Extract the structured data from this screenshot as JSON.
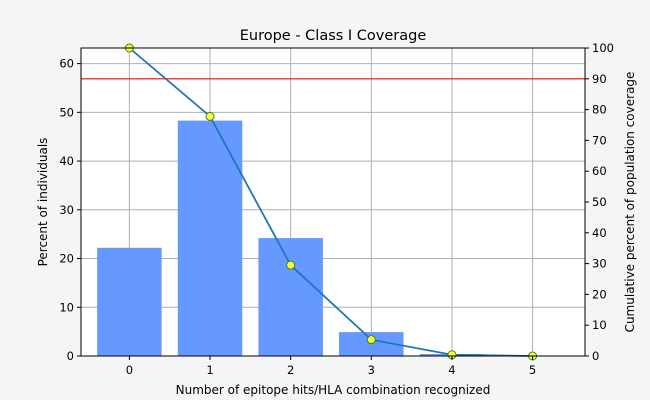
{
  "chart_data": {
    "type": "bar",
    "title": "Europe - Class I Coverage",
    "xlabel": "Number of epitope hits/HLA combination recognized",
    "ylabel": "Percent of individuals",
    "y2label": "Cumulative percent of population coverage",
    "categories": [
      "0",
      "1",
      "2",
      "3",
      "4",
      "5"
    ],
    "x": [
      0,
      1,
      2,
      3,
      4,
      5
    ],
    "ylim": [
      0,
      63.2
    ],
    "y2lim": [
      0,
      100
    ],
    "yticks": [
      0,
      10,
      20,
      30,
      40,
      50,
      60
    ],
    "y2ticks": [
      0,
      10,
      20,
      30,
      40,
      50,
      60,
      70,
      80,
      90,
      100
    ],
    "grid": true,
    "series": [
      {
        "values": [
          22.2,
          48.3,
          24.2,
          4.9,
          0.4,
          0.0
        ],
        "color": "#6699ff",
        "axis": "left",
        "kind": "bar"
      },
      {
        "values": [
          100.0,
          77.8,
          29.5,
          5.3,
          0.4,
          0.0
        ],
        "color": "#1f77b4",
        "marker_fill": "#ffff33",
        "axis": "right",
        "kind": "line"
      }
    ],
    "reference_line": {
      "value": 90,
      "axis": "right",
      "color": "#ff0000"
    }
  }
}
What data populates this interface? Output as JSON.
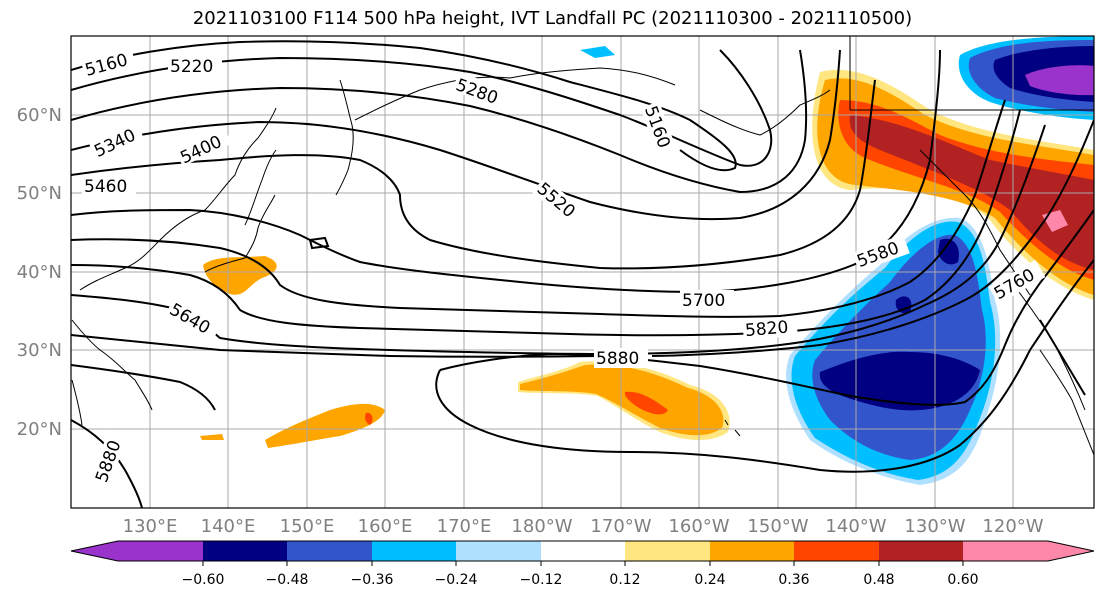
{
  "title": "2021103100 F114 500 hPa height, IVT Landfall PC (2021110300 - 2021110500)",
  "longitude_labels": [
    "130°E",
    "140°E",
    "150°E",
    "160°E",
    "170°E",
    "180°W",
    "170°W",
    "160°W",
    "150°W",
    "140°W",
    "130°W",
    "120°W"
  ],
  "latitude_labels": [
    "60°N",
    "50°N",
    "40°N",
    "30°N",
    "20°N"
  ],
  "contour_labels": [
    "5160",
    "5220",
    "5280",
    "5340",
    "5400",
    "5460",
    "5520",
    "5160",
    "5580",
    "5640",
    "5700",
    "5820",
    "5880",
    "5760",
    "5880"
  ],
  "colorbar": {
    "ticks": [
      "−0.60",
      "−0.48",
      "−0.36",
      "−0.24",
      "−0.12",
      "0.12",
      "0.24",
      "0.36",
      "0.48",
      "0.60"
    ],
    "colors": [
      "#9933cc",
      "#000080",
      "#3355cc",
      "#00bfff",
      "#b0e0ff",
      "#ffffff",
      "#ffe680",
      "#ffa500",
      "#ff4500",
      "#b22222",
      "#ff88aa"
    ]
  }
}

|---|

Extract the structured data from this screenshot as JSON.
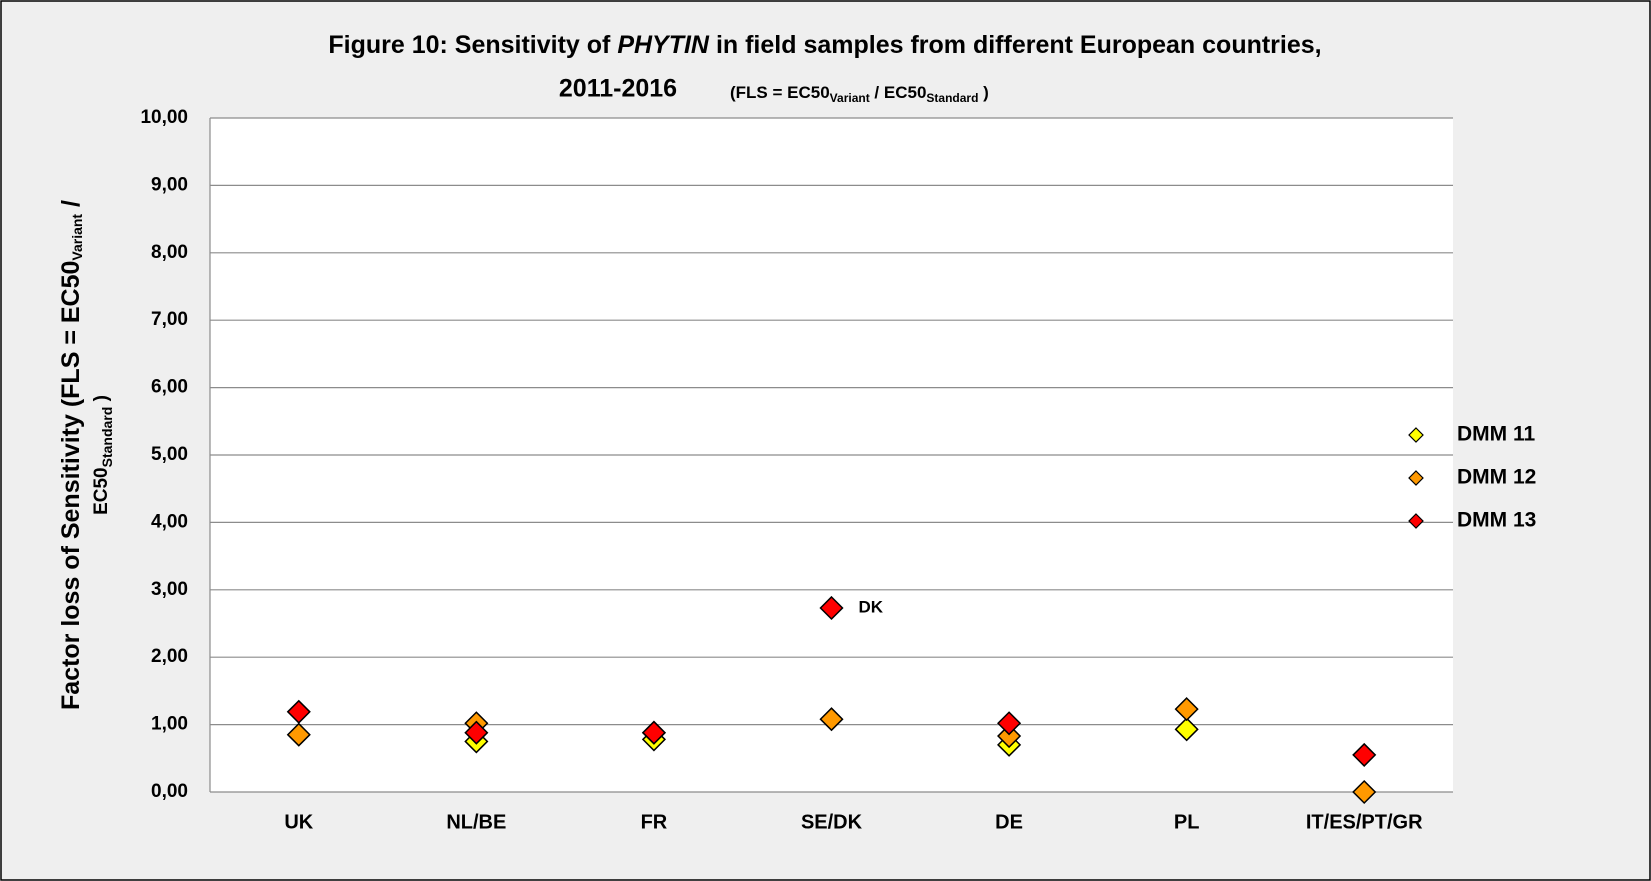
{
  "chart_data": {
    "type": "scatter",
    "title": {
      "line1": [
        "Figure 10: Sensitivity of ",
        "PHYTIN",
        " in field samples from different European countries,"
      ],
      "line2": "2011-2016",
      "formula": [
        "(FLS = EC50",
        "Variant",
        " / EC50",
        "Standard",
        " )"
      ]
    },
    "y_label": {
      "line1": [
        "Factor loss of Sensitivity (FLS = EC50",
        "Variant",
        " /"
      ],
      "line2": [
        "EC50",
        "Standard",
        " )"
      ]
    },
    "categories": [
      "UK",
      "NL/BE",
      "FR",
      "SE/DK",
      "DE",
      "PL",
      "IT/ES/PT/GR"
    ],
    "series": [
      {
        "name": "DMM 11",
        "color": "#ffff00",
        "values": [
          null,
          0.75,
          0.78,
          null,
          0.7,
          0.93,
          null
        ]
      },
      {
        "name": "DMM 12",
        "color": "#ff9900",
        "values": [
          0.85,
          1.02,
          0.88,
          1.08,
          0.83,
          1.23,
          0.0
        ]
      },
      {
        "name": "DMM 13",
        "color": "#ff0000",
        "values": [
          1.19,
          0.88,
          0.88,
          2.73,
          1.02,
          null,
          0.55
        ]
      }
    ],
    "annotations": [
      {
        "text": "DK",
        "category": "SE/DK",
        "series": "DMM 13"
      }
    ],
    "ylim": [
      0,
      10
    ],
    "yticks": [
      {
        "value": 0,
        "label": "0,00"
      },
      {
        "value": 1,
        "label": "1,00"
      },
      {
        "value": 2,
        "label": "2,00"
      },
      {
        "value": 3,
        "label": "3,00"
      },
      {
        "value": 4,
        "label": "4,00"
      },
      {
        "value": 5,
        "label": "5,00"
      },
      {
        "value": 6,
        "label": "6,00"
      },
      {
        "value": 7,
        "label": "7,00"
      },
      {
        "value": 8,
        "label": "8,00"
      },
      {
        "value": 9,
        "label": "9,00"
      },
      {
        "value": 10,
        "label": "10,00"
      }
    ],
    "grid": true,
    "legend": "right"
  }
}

|---|

Task to complete: Of the lines above, how many hold the word "Sensitivity"? Say the number alone.

Answer to this exercise: 2